▶ _Work instructions_
Extract every line of the material that contains the string "time", matching case exactly.

+++ Material for this exercise

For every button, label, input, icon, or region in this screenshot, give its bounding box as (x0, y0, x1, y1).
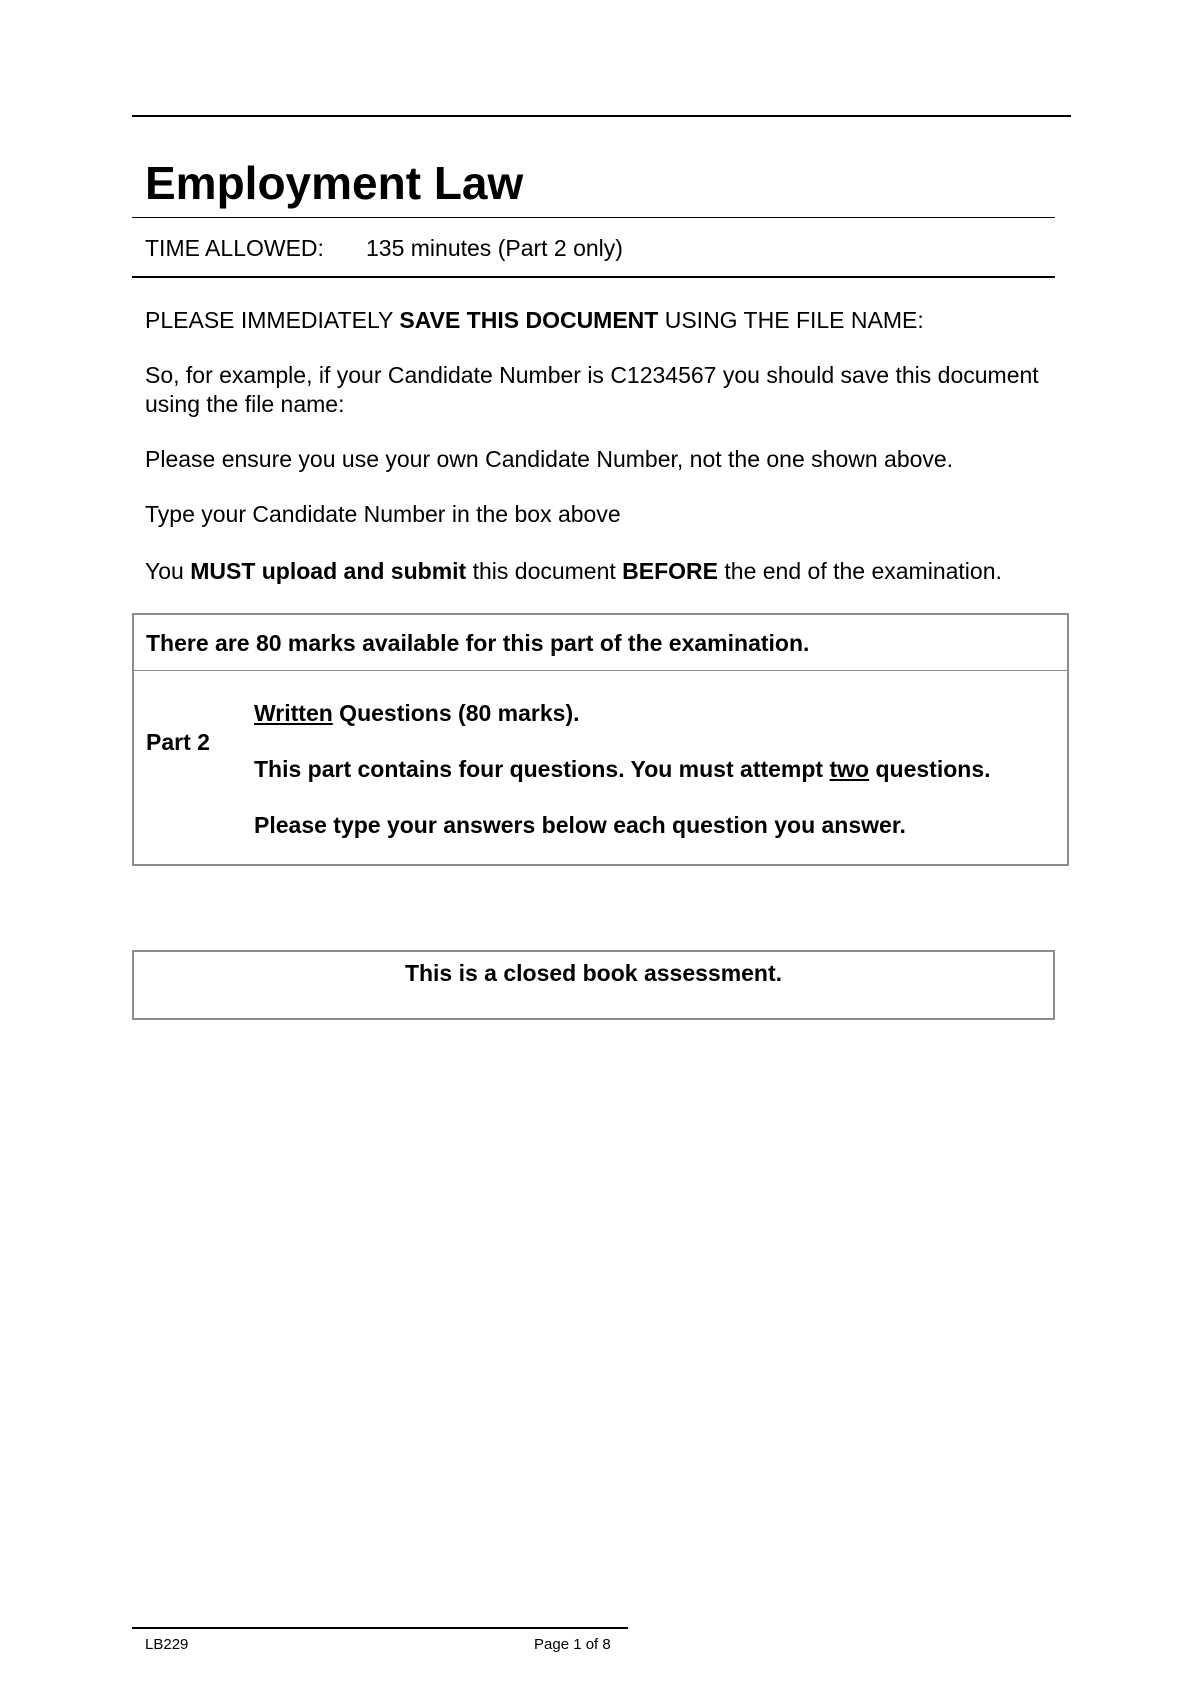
title-rule (132, 217, 1055, 218)
written-rest: Questions (80 marks). (332, 700, 580, 726)
footer-rule (132, 1627, 628, 1629)
footer-code: LB229 (145, 1636, 189, 1653)
marks-divider (134, 670, 1067, 671)
attempt-pre: This part contains four questions. You must attempt (254, 756, 830, 782)
example-text: So, for example, if your Candidate Number is C1234567 you should save this document using the file name: (145, 362, 1039, 417)
marks-info-box (132, 613, 1069, 866)
submit-bold-1: MUST upload and submit (190, 558, 467, 584)
written-underlined: Written (254, 700, 333, 726)
time-rule (132, 276, 1055, 278)
submit-text-2: this document (466, 558, 623, 584)
marks-header: There are 80 marks available for this part of the examination. (146, 630, 810, 656)
closed-book-box (132, 950, 1055, 1020)
page-title: Employment Law (145, 157, 524, 209)
own-number-text: Please ensure you use your own Candidate Number, not the one shown above. (145, 446, 954, 472)
time-allowed-row (145, 235, 623, 262)
footer-page-number: Page 1 of 8 (534, 1636, 611, 1653)
save-instruction-post: USING THE FILE NAME: (658, 307, 924, 333)
part-label: Part 2 (146, 729, 210, 755)
attempt-underlined: two (829, 756, 870, 782)
submit-text-1: You (145, 558, 191, 584)
closed-book-notice: This is a closed book assessment. (404, 960, 783, 986)
type-number-text: Type your Candidate Number in the box above (145, 501, 621, 527)
part-line-attempt (254, 756, 991, 783)
submit-instruction (145, 557, 1065, 586)
save-instruction (145, 306, 1065, 335)
submit-bold-2: BEFORE (622, 558, 719, 584)
save-instruction-bold: SAVE THIS DOCUMENT (399, 307, 659, 333)
time-allowed-label: TIME ALLOWED: (145, 235, 324, 261)
part-line-answers: Please type your answers below each question you answer. (254, 812, 906, 838)
part-line-written (254, 700, 580, 727)
time-allowed-value: 135 minutes (Part 2 only) (366, 235, 623, 261)
attempt-post: questions. (869, 756, 991, 782)
save-instruction-pre: PLEASE IMMEDIATELY (145, 307, 400, 333)
submit-text-3: the end of the examination. (718, 558, 1002, 584)
top-rule (132, 115, 1071, 117)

++++++

▶ _Solved problem_
time-rule (132, 276, 1055, 278)
time-allowed-row (145, 235, 623, 262)
time-allowed-label: TIME ALLOWED: (145, 235, 324, 261)
time-allowed-value: 135 minutes (Part 2 only) (366, 235, 623, 261)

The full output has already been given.